[begin Exercise inputs]

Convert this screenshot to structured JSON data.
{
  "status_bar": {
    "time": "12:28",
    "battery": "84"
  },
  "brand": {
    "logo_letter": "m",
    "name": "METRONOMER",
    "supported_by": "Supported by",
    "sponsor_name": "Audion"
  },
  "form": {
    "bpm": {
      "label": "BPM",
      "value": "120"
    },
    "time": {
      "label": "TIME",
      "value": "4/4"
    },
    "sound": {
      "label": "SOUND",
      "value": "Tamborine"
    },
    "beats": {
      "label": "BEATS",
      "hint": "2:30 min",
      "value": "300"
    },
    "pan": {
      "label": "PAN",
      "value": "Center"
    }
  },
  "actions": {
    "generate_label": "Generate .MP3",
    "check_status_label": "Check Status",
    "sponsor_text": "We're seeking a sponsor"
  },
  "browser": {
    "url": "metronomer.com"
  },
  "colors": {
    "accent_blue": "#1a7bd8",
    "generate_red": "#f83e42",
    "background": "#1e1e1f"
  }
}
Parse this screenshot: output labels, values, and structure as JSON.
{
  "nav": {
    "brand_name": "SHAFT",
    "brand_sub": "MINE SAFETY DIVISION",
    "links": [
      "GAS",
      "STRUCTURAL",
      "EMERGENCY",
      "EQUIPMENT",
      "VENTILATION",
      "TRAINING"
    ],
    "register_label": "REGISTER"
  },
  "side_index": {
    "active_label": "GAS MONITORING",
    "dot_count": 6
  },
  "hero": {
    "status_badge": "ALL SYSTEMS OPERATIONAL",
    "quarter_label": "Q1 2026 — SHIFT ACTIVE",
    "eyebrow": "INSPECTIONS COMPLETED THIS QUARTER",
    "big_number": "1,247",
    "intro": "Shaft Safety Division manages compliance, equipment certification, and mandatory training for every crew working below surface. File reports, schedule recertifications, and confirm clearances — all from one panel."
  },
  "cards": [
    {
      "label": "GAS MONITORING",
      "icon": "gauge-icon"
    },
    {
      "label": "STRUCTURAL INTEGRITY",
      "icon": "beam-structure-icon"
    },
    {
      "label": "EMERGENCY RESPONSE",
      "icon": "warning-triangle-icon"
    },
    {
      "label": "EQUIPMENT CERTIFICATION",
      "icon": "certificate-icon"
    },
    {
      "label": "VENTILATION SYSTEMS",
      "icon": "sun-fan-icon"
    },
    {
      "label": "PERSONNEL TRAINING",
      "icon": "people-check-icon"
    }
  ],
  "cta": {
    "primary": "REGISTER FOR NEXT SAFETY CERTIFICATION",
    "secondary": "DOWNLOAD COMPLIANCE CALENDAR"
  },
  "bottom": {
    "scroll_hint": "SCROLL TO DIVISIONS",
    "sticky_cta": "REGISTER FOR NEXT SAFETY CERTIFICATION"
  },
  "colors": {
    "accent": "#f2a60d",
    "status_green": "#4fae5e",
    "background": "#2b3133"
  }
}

[end Exercise inputs]

▶ Task
Transcribe the entire listing above precisely.

▶ Written solution
Convert this screenshot to structured JSON data.
{
  "status_bar": {
    "time": "12:28",
    "battery": "84"
  },
  "brand": {
    "logo_letter": "m",
    "name": "METRONOMER",
    "supported_by": "Supported by",
    "sponsor_name": "Audion"
  },
  "form": {
    "bpm": {
      "label": "BPM",
      "value": "120"
    },
    "time": {
      "label": "TIME",
      "value": "4/4"
    },
    "sound": {
      "label": "SOUND",
      "value": "Tamborine"
    },
    "beats": {
      "label": "BEATS",
      "hint": "2:30 min",
      "value": "300"
    },
    "pan": {
      "label": "PAN",
      "value": "Center"
    }
  },
  "actions": {
    "generate_label": "Generate .MP3",
    "check_status_label": "Check Status",
    "sponsor_text": "We're seeking a sponsor"
  },
  "browser": {
    "url": "metronomer.com"
  },
  "colors": {
    "accent_blue": "#1a7bd8",
    "generate_red": "#f83e42",
    "background": "#1e1e1f"
  }
}
Parse this screenshot: output labels, values, and structure as JSON.
{
  "nav": {
    "brand_name": "SHAFT",
    "brand_sub": "MINE SAFETY DIVISION",
    "links": [
      "GAS",
      "STRUCTURAL",
      "EMERGENCY",
      "EQUIPMENT",
      "VENTILATION",
      "TRAINING"
    ],
    "register_label": "REGISTER"
  },
  "side_index": {
    "active_label": "GAS MONITORING",
    "dot_count": 6
  },
  "hero": {
    "status_badge": "ALL SYSTEMS OPERATIONAL",
    "quarter_label": "Q1 2026 — SHIFT ACTIVE",
    "eyebrow": "INSPECTIONS COMPLETED THIS QUARTER",
    "big_number": "1,247",
    "intro": "Shaft Safety Division manages compliance, equipment certification, and mandatory training for every crew working below surface. File reports, schedule recertifications, and confirm clearances — all from one panel."
  },
  "cards": [
    {
      "label": "GAS MONITORING",
      "icon": "gauge-icon"
    },
    {
      "label": "STRUCTURAL INTEGRITY",
      "icon": "beam-structure-icon"
    },
    {
      "label": "EMERGENCY RESPONSE",
      "icon": "warning-triangle-icon"
    },
    {
      "label": "EQUIPMENT CERTIFICATION",
      "icon": "certificate-icon"
    },
    {
      "label": "VENTILATION SYSTEMS",
      "icon": "sun-fan-icon"
    },
    {
      "label": "PERSONNEL TRAINING",
      "icon": "people-check-icon"
    }
  ],
  "cta": {
    "primary": "REGISTER FOR NEXT SAFETY CERTIFICATION",
    "secondary": "DOWNLOAD COMPLIANCE CALENDAR"
  },
  "bottom": {
    "scroll_hint": "SCROLL TO DIVISIONS",
    "sticky_cta": "REGISTER FOR NEXT SAFETY CERTIFICATION"
  },
  "colors": {
    "accent": "#f2a60d",
    "status_green": "#4fae5e",
    "background": "#2b3133"
  }
}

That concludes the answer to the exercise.